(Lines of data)

-------

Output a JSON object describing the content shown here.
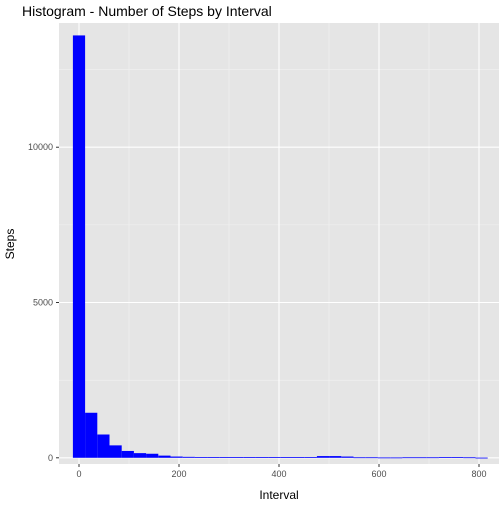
{
  "chart_data": {
    "type": "bar",
    "title": "Histogram - Number of Steps by Interval",
    "xlabel": "Interval",
    "ylabel": "Steps",
    "bin_width": 24.4,
    "bins": [
      {
        "x0": -12.2,
        "x1": 12.2,
        "count": 13600
      },
      {
        "x0": 12.2,
        "x1": 36.6,
        "count": 1450
      },
      {
        "x0": 36.6,
        "x1": 61.0,
        "count": 750
      },
      {
        "x0": 61.0,
        "x1": 85.4,
        "count": 400
      },
      {
        "x0": 85.4,
        "x1": 109.8,
        "count": 220
      },
      {
        "x0": 109.8,
        "x1": 134.2,
        "count": 150
      },
      {
        "x0": 134.2,
        "x1": 158.6,
        "count": 130
      },
      {
        "x0": 158.6,
        "x1": 183.0,
        "count": 70
      },
      {
        "x0": 183.0,
        "x1": 207.4,
        "count": 40
      },
      {
        "x0": 207.4,
        "x1": 231.8,
        "count": 30
      },
      {
        "x0": 231.8,
        "x1": 256.2,
        "count": 25
      },
      {
        "x0": 256.2,
        "x1": 280.6,
        "count": 20
      },
      {
        "x0": 280.6,
        "x1": 305.0,
        "count": 20
      },
      {
        "x0": 305.0,
        "x1": 329.4,
        "count": 20
      },
      {
        "x0": 329.4,
        "x1": 353.8,
        "count": 20
      },
      {
        "x0": 353.8,
        "x1": 378.2,
        "count": 20
      },
      {
        "x0": 378.2,
        "x1": 402.6,
        "count": 20
      },
      {
        "x0": 402.6,
        "x1": 427.0,
        "count": 20
      },
      {
        "x0": 427.0,
        "x1": 451.4,
        "count": 20
      },
      {
        "x0": 451.4,
        "x1": 475.8,
        "count": 25
      },
      {
        "x0": 475.8,
        "x1": 500.2,
        "count": 55
      },
      {
        "x0": 500.2,
        "x1": 524.6,
        "count": 55
      },
      {
        "x0": 524.6,
        "x1": 549.0,
        "count": 40
      },
      {
        "x0": 549.0,
        "x1": 573.4,
        "count": 15
      },
      {
        "x0": 573.4,
        "x1": 597.8,
        "count": 15
      },
      {
        "x0": 597.8,
        "x1": 622.2,
        "count": 10
      },
      {
        "x0": 622.2,
        "x1": 646.6,
        "count": 10
      },
      {
        "x0": 646.6,
        "x1": 671.0,
        "count": 15
      },
      {
        "x0": 671.0,
        "x1": 695.4,
        "count": 15
      },
      {
        "x0": 695.4,
        "x1": 719.8,
        "count": 15
      },
      {
        "x0": 719.8,
        "x1": 744.2,
        "count": 25
      },
      {
        "x0": 744.2,
        "x1": 768.6,
        "count": 20
      },
      {
        "x0": 768.6,
        "x1": 793.0,
        "count": 15
      },
      {
        "x0": 793.0,
        "x1": 817.4,
        "count": 5
      }
    ],
    "xlim": [
      -40,
      840
    ],
    "ylim": [
      -200,
      14000
    ],
    "xticks": [
      0,
      200,
      400,
      600,
      800
    ],
    "xtick_labels": [
      "0",
      "200",
      "400",
      "600",
      "800"
    ],
    "yticks": [
      0,
      5000,
      10000
    ],
    "ytick_labels": [
      "0",
      "5000",
      "10000"
    ],
    "grid": true,
    "colors": {
      "bar_fill": "#0000ff",
      "panel_bg": "#e5e5e5",
      "grid_major": "#ffffff",
      "grid_minor": "#f2f2f2",
      "text": "#000000",
      "tick_text": "#4d4d4d",
      "tick_mark": "#333333"
    }
  }
}
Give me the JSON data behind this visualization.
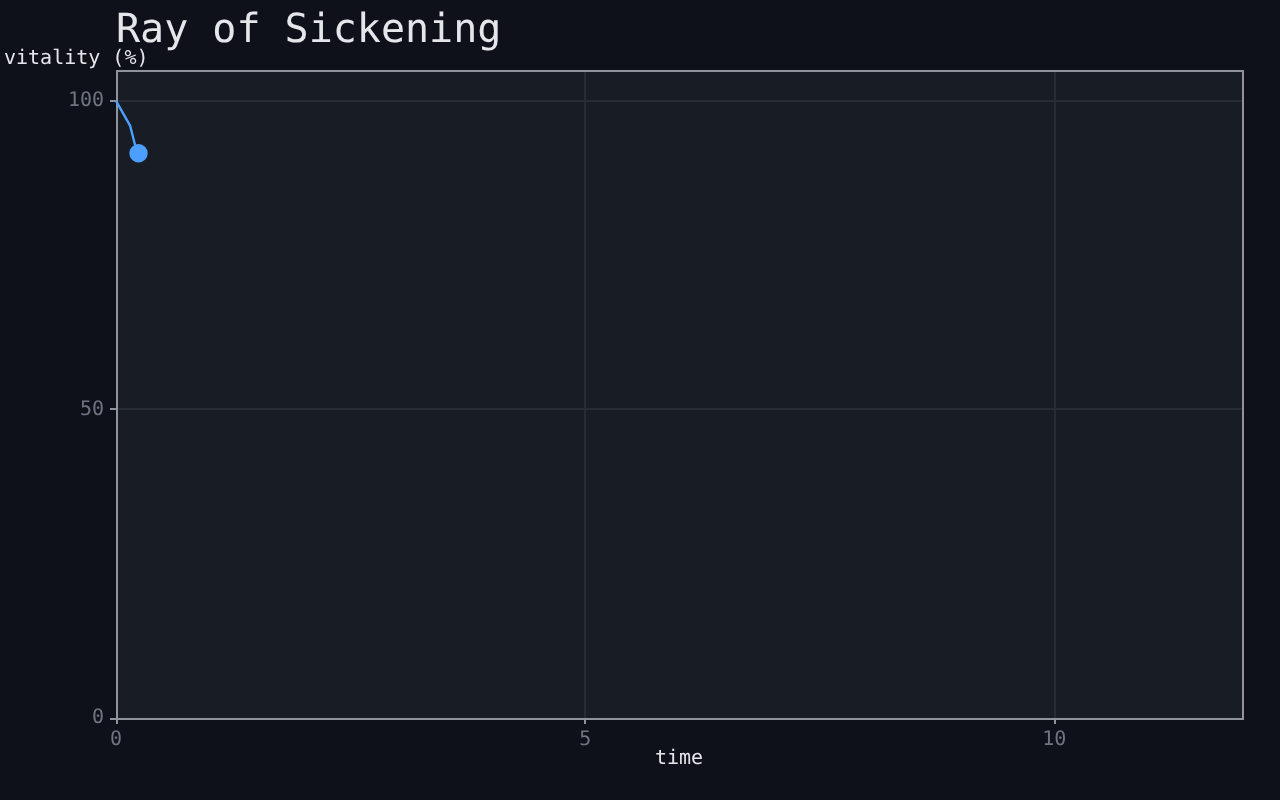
{
  "chart_data": {
    "type": "line",
    "title": "Ray of Sickening",
    "xlabel": "time",
    "ylabel": "vitality (%)",
    "xlim": [
      0,
      12
    ],
    "xticks": [
      0,
      5,
      10
    ],
    "ylim": [
      0,
      105
    ],
    "yticks": [
      0,
      50,
      100
    ],
    "grid": true,
    "series": [
      {
        "color": "#4d9fff",
        "x": [
          0,
          0.15,
          0.2,
          0.24
        ],
        "values": [
          100,
          96,
          93,
          91.5
        ],
        "marker": "none"
      },
      {
        "type": "scatter",
        "color": "#4d9fff",
        "x": [
          0.24
        ],
        "values": [
          91.5
        ],
        "marker": "circle"
      }
    ]
  }
}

-------

» Task goal
Working from the listing above, pick out every line that has "Interval" and copy it.

» Response to this task
    "title": "Histogram - Number of Steps by Interval",
    "xlabel": "Interval",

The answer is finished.